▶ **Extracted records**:
━━━━━━━━━━

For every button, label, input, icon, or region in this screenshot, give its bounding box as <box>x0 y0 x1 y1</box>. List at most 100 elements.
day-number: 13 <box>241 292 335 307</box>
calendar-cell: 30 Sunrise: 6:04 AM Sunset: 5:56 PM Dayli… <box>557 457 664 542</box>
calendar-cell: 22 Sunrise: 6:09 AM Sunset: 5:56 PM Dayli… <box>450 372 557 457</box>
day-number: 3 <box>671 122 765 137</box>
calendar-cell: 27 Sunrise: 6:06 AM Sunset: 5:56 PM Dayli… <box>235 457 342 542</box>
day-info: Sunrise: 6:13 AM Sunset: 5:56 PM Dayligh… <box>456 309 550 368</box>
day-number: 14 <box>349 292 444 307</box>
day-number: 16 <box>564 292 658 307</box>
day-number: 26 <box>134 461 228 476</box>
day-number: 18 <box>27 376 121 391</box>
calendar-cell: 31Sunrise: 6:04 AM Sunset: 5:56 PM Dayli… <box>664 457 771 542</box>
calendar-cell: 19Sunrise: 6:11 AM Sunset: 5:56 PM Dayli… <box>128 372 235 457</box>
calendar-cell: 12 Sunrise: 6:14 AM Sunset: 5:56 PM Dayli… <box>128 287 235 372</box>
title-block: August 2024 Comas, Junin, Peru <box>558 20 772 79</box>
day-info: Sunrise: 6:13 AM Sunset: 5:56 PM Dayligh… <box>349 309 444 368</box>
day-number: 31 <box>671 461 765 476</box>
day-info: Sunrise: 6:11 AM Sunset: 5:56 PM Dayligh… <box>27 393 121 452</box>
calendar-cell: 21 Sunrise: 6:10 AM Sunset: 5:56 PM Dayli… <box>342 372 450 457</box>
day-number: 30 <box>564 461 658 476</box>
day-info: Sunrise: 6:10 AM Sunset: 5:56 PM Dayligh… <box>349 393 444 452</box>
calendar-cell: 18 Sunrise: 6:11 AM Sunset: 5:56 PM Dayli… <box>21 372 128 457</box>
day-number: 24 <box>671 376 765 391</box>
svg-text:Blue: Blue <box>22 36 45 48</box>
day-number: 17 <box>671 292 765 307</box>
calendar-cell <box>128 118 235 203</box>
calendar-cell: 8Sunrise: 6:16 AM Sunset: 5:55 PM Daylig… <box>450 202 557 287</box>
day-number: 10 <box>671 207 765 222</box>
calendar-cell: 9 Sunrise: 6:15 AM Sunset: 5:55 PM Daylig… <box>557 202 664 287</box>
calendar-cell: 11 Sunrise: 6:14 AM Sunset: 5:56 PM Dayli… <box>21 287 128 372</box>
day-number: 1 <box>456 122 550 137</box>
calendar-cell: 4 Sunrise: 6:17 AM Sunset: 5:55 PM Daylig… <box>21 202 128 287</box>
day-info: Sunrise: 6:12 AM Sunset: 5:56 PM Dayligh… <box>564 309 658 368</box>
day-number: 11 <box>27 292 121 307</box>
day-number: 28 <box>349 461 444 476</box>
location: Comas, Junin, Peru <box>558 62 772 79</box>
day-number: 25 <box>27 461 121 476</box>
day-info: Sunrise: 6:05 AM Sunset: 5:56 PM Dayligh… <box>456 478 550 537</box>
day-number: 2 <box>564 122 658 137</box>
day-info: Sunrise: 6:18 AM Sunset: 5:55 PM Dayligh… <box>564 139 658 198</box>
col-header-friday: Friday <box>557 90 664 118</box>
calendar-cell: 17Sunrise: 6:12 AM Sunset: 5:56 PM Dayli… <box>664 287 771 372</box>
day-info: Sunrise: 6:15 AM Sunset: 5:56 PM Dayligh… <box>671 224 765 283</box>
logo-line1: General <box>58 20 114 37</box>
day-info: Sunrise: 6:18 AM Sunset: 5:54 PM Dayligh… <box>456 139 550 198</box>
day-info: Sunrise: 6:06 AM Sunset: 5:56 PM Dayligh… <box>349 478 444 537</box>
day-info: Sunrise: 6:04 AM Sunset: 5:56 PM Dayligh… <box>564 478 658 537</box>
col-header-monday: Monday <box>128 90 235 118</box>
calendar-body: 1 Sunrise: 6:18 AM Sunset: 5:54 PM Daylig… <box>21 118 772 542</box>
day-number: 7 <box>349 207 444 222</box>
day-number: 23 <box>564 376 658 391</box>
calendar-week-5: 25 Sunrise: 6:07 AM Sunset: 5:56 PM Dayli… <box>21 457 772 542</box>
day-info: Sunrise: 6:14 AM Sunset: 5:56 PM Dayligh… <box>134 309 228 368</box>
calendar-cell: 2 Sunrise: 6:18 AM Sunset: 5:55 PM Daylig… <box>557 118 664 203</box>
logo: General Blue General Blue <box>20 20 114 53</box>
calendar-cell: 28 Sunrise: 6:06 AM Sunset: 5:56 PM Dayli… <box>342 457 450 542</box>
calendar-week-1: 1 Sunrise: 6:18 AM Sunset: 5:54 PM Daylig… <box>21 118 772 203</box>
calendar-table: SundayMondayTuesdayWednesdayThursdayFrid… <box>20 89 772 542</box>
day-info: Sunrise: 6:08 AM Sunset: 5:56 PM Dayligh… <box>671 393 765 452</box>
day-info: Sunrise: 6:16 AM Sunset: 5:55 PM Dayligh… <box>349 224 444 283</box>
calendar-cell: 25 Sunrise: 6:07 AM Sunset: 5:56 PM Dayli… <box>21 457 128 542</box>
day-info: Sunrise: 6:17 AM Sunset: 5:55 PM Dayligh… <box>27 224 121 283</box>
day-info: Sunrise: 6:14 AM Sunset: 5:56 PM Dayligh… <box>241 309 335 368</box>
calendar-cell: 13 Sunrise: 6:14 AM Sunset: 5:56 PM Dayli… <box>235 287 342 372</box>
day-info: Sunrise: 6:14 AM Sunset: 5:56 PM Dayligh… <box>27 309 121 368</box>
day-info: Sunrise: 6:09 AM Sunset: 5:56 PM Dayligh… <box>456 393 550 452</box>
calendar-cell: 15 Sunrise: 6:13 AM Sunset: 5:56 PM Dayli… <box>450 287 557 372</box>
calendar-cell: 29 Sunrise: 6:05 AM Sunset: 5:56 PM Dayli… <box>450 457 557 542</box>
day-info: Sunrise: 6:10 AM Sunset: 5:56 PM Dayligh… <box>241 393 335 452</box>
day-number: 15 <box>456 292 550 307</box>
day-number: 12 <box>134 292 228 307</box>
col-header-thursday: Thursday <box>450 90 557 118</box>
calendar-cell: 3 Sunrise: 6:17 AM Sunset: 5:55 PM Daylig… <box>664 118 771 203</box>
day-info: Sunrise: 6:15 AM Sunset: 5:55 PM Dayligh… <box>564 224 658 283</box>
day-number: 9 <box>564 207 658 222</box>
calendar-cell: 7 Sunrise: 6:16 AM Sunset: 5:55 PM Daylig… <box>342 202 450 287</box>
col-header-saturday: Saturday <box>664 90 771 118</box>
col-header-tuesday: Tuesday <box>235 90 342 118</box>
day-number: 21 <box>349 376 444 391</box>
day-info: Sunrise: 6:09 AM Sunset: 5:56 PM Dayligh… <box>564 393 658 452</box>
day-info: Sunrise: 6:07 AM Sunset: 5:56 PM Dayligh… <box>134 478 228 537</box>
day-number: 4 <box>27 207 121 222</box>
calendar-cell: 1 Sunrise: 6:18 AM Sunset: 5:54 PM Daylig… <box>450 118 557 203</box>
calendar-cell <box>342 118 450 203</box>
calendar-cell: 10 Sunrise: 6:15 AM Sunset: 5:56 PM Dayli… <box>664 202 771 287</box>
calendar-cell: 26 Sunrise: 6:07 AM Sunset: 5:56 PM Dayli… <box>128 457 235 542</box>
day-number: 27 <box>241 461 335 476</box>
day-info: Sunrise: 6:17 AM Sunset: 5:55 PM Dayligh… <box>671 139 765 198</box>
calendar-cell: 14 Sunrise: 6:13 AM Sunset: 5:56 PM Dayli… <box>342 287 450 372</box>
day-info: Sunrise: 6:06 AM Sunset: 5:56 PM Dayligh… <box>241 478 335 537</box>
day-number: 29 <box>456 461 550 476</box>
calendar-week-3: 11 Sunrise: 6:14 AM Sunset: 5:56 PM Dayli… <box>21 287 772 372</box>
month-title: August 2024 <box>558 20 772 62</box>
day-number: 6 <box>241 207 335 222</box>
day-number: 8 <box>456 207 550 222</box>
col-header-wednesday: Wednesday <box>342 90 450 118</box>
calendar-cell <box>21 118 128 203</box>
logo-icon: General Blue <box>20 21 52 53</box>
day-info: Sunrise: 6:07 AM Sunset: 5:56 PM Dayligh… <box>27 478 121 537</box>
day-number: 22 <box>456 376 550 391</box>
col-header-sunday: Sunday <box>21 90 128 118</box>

━━━━━━━━━━

▶ **What is required**:
Render the items from the start through the line containing "day-info: Sunrise: 6:11" as a JSON list of strings, with one string per line and blank lines left out.

▶ **Full answer**:
[
  "For every button, label, input, icon, or region in this screenshot, give its bounding box as <box>x0 y0 x1 y1</box>. List at most 100 elements.",
  "day-number: 13 <box>241 292 335 307</box>",
  "calendar-cell: 30 Sunrise: 6:04 AM Sunset: 5:56 PM Dayli… <box>557 457 664 542</box>",
  "calendar-cell: 22 Sunrise: 6:09 AM Sunset: 5:56 PM Dayli… <box>450 372 557 457</box>",
  "day-number: 3 <box>671 122 765 137</box>",
  "calendar-cell: 27 Sunrise: 6:06 AM Sunset: 5:56 PM Dayli… <box>235 457 342 542</box>",
  "day-info: Sunrise: 6:13 AM Sunset: 5:56 PM Dayligh… <box>456 309 550 368</box>",
  "day-number: 14 <box>349 292 444 307</box>",
  "day-number: 16 <box>564 292 658 307</box>",
  "day-number: 26 <box>134 461 228 476</box>",
  "day-number: 18 <box>27 376 121 391</box>",
  "calendar-cell: 31Sunrise: 6:04 AM Sunset: 5:56 PM Dayli… <box>664 457 771 542</box>",
  "calendar-cell: 19Sunrise: 6:11 AM Sunset: 5:56 PM Dayli… <box>128 372 235 457</box>",
  "calendar-cell: 12 Sunrise: 6:14 AM Sunset: 5:56 PM Dayli… <box>128 287 235 372</box>",
  "title-block: August 2024 Comas, Junin, Peru <box>558 20 772 79</box>",
  "day-info: Sunrise: 6:13 AM Sunset: 5:56 PM Dayligh… <box>349 309 444 368</box>",
  "day-number: 31 <box>671 461 765 476</box>",
  "day-info: Sunrise: 6:11 AM Sunset: 5:56 PM Dayligh… <box>27 393 121 452</box>"
]